## What this task involves
Repeat exactly the lines of the listing from the line containing "Enumerate this screenshot's" through its last line, and nothing beyond them.

(Data items)
· · · ·
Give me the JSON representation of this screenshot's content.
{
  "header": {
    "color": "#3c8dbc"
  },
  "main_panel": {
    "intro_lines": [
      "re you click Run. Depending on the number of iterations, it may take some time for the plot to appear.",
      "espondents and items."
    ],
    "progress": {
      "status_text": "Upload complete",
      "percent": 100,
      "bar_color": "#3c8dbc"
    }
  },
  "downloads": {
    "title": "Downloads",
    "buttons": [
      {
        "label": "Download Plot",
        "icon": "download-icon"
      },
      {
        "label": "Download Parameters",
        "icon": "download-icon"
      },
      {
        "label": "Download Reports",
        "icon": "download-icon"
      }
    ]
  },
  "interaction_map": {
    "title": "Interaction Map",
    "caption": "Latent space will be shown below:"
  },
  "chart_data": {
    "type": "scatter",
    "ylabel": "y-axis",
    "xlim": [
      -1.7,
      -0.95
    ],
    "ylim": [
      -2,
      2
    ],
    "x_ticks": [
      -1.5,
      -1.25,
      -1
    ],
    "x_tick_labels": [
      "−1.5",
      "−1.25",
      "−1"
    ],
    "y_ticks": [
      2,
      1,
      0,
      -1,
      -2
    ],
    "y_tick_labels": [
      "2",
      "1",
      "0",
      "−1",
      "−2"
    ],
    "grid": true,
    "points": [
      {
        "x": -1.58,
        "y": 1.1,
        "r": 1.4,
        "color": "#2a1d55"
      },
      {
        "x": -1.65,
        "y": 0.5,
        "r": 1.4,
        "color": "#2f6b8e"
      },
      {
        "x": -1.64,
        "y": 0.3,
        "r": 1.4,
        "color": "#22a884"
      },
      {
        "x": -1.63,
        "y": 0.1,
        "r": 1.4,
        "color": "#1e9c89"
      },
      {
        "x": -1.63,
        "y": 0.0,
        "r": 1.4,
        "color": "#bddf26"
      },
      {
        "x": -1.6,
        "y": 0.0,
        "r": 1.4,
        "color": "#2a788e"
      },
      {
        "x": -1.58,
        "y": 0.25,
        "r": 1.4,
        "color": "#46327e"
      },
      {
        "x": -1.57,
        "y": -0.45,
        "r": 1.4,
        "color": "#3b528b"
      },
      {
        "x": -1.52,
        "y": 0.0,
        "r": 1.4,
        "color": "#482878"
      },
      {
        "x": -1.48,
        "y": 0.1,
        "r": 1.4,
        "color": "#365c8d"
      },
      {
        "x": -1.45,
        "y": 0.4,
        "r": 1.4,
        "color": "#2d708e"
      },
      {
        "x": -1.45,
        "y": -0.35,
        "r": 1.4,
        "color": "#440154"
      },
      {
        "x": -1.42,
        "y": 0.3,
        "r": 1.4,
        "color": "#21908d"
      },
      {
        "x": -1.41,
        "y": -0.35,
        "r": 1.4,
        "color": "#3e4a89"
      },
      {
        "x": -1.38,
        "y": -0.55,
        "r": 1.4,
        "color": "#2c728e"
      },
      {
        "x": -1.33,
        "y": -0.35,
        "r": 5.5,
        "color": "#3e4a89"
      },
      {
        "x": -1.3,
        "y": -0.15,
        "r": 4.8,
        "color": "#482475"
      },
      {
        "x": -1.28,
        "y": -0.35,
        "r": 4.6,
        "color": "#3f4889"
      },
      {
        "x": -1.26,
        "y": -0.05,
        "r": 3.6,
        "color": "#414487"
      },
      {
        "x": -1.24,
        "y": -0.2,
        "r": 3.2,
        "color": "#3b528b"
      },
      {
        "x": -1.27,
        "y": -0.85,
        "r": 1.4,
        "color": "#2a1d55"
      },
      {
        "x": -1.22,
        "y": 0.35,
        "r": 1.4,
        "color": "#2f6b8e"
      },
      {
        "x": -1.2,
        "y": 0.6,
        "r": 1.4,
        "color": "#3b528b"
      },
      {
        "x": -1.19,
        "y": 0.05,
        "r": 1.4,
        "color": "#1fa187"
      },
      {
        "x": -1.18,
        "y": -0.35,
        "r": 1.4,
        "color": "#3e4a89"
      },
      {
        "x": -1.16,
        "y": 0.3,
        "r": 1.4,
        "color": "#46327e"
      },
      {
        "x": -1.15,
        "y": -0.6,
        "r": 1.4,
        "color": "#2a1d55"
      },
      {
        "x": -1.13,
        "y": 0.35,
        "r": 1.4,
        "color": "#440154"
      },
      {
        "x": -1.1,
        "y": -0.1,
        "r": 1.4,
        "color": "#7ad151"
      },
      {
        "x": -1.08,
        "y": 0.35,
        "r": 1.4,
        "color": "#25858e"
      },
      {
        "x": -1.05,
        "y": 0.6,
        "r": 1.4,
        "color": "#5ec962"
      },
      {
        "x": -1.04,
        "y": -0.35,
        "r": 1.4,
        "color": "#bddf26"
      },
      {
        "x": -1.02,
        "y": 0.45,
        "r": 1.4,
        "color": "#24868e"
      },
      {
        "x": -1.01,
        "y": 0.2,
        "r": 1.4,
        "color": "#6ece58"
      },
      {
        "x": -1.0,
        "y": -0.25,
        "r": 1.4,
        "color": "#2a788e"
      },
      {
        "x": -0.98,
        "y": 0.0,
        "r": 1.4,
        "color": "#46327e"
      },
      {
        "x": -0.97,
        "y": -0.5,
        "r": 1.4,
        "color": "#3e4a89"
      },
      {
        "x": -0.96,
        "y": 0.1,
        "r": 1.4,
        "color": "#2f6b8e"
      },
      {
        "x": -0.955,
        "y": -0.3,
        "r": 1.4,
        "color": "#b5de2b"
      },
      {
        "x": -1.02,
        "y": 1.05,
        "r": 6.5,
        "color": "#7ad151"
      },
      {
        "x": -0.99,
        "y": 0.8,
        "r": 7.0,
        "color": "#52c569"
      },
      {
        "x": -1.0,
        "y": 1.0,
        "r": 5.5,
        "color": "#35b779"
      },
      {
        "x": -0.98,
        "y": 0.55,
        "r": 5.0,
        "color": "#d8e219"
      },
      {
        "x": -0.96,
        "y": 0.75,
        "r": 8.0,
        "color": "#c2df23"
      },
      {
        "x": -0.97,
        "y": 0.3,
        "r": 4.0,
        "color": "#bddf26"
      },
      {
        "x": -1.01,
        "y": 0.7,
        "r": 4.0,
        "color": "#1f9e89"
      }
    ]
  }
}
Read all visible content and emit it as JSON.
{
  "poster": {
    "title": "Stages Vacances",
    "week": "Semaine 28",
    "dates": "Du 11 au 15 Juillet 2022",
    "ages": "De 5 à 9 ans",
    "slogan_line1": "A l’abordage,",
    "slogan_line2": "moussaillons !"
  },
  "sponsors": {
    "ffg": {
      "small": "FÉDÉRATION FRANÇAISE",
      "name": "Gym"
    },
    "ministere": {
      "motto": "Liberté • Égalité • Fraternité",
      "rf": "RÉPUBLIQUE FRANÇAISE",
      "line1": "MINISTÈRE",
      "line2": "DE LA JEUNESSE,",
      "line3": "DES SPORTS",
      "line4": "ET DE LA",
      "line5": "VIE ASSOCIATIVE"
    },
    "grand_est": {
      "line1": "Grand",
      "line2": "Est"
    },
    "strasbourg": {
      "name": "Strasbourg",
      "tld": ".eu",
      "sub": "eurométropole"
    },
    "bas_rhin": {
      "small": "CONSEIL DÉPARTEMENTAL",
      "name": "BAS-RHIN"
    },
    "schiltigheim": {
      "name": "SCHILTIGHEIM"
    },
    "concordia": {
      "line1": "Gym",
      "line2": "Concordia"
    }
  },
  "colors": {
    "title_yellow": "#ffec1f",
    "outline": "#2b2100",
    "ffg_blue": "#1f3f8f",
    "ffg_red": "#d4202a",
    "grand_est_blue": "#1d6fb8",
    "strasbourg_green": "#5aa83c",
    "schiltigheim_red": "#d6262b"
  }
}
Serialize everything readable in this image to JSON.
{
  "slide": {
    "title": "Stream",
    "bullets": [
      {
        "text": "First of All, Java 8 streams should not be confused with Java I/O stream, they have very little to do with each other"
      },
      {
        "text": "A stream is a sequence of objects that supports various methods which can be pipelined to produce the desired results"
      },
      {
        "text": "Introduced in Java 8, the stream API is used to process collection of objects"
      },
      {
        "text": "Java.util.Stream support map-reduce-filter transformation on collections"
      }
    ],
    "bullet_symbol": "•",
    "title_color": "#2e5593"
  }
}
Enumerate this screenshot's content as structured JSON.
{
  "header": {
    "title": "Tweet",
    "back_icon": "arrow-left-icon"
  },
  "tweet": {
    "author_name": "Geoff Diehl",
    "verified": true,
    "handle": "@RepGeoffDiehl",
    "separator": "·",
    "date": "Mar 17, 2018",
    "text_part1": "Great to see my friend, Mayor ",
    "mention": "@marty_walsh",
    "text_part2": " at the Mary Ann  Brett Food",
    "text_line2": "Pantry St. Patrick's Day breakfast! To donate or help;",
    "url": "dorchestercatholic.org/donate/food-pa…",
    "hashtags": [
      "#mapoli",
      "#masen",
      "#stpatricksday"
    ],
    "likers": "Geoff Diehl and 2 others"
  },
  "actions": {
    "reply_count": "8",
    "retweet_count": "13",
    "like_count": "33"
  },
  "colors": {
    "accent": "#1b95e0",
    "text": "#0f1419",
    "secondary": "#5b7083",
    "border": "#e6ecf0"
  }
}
· · · ·
## Output for this exercise
Enumerate this screenshot's content as structured JSON.
{
  "header": {
    "title": "Tweet",
    "back_icon": "arrow-left-icon"
  },
  "tweet": {
    "author_name": "Geoff Diehl",
    "verified": true,
    "handle": "@RepGeoffDiehl",
    "separator": "·",
    "date": "Mar 17, 2018",
    "text_part1": "Great to see my friend, Mayor ",
    "mention": "@marty_walsh",
    "text_part2": " at the Mary Ann  Brett Food",
    "text_line2": "Pantry St. Patrick's Day breakfast! To donate or help;",
    "url": "dorchestercatholic.org/donate/food-pa…",
    "hashtags": [
      "#mapoli",
      "#masen",
      "#stpatricksday"
    ],
    "likers": "Geoff Diehl and 2 others"
  },
  "actions": {
    "reply_count": "8",
    "retweet_count": "13",
    "like_count": "33"
  },
  "colors": {
    "accent": "#1b95e0",
    "text": "#0f1419",
    "secondary": "#5b7083",
    "border": "#e6ecf0"
  }
}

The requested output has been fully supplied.